- _Listing_:
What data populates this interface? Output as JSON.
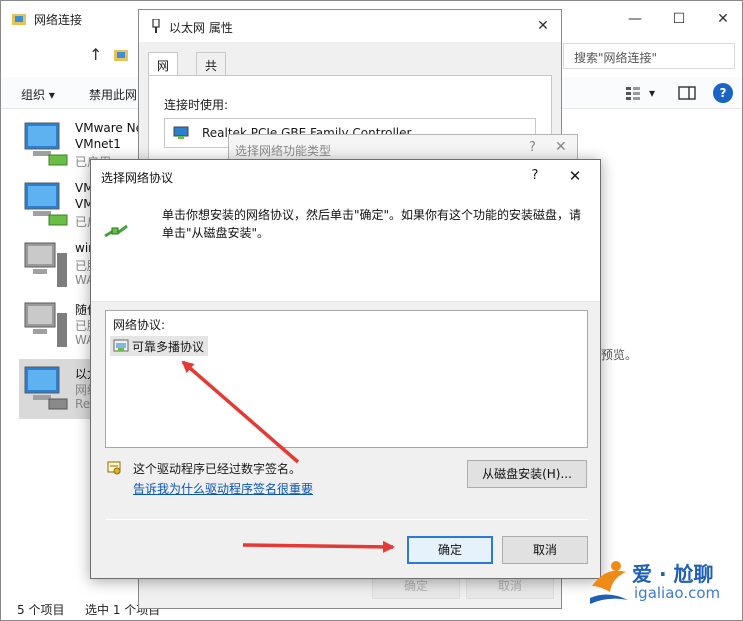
{
  "explorer": {
    "title": "网络连接",
    "controls": {
      "minimize": "—",
      "maximize": "☐",
      "close": "✕"
    },
    "nav_up": "↑",
    "search_placeholder": "搜索\"网络连接\"",
    "toolbar": {
      "organize": "组织 ▾",
      "disable": "禁用此网",
      "view_dropdown": "▾",
      "help": "?"
    },
    "items": [
      {
        "line1": "VMware Ne",
        "line2": "VMnet1",
        "line3": "已启用"
      },
      {
        "line1": "VM",
        "line2": "VM",
        "line3": "已启"
      },
      {
        "line1": "win",
        "line2": "已膨",
        "line3": "WA"
      },
      {
        "line1": "随便",
        "line2": "已膨",
        "line3": "WA"
      },
      {
        "line1": "以太",
        "line2": "网络",
        "line3": "Real"
      }
    ],
    "preview_text": "预览。",
    "status": {
      "count": "5 个项目",
      "selected": "选中 1 个项目"
    }
  },
  "props_dialog": {
    "title": "以太网 属性",
    "close": "✕",
    "tabs": [
      {
        "label": "网络"
      },
      {
        "label": "共享"
      }
    ],
    "connect_using_label": "连接时使用:",
    "adapter": "Realtek PCIe GBE Family Controller",
    "ok_ghost": "确定",
    "cancel_ghost": "取消"
  },
  "feature_dialog": {
    "title": "选择网络功能类型",
    "help": "?",
    "close": "✕"
  },
  "protocol_dialog": {
    "title": "选择网络协议",
    "help": "?",
    "close": "✕",
    "description": "单击你想安装的网络协议，然后单击\"确定\"。如果你有这个功能的安装磁盘，请单击\"从磁盘安装\"。",
    "list_label": "网络协议:",
    "protocols": [
      {
        "label": "可靠多播协议"
      }
    ],
    "signed_text": "这个驱动程序已经过数字签名。",
    "signed_link": "告诉我为什么驱动程序签名很重要",
    "have_disk_button": "从磁盘安装(H)...",
    "ok_button": "确定",
    "cancel_button": "取消"
  },
  "watermark": {
    "brand": "爱 · 尬聊",
    "url": "igaliao.com"
  },
  "colors": {
    "accent_blue": "#2a7ad6",
    "link_blue": "#0a55b5",
    "arrow_red": "#e53935",
    "dialog_bg": "#f0f0f0"
  }
}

- _Directions_:
Repeat the material above word for word and skip every image in it.

- _Finished task_:
What data populates this interface? Output as JSON.
{
  "explorer": {
    "title": "网络连接",
    "controls": {
      "minimize": "—",
      "maximize": "☐",
      "close": "✕"
    },
    "nav_up": "↑",
    "search_placeholder": "搜索\"网络连接\"",
    "toolbar": {
      "organize": "组织 ▾",
      "disable": "禁用此网",
      "view_dropdown": "▾",
      "help": "?"
    },
    "items": [
      {
        "line1": "VMware Ne",
        "line2": "VMnet1",
        "line3": "已启用"
      },
      {
        "line1": "VM",
        "line2": "VM",
        "line3": "已启"
      },
      {
        "line1": "win",
        "line2": "已膨",
        "line3": "WA"
      },
      {
        "line1": "随便",
        "line2": "已膨",
        "line3": "WA"
      },
      {
        "line1": "以太",
        "line2": "网络",
        "line3": "Real"
      }
    ],
    "preview_text": "预览。",
    "status": {
      "count": "5 个项目",
      "selected": "选中 1 个项目"
    }
  },
  "props_dialog": {
    "title": "以太网 属性",
    "close": "✕",
    "tabs": [
      {
        "label": "网络"
      },
      {
        "label": "共享"
      }
    ],
    "connect_using_label": "连接时使用:",
    "adapter": "Realtek PCIe GBE Family Controller",
    "ok_ghost": "确定",
    "cancel_ghost": "取消"
  },
  "feature_dialog": {
    "title": "选择网络功能类型",
    "help": "?",
    "close": "✕"
  },
  "protocol_dialog": {
    "title": "选择网络协议",
    "help": "?",
    "close": "✕",
    "description": "单击你想安装的网络协议，然后单击\"确定\"。如果你有这个功能的安装磁盘，请单击\"从磁盘安装\"。",
    "list_label": "网络协议:",
    "protocols": [
      {
        "label": "可靠多播协议"
      }
    ],
    "signed_text": "这个驱动程序已经过数字签名。",
    "signed_link": "告诉我为什么驱动程序签名很重要",
    "have_disk_button": "从磁盘安装(H)...",
    "ok_button": "确定",
    "cancel_button": "取消"
  },
  "watermark": {
    "brand": "爱 · 尬聊",
    "url": "igaliao.com"
  },
  "colors": {
    "accent_blue": "#2a7ad6",
    "link_blue": "#0a55b5",
    "arrow_red": "#e53935",
    "dialog_bg": "#f0f0f0"
  }
}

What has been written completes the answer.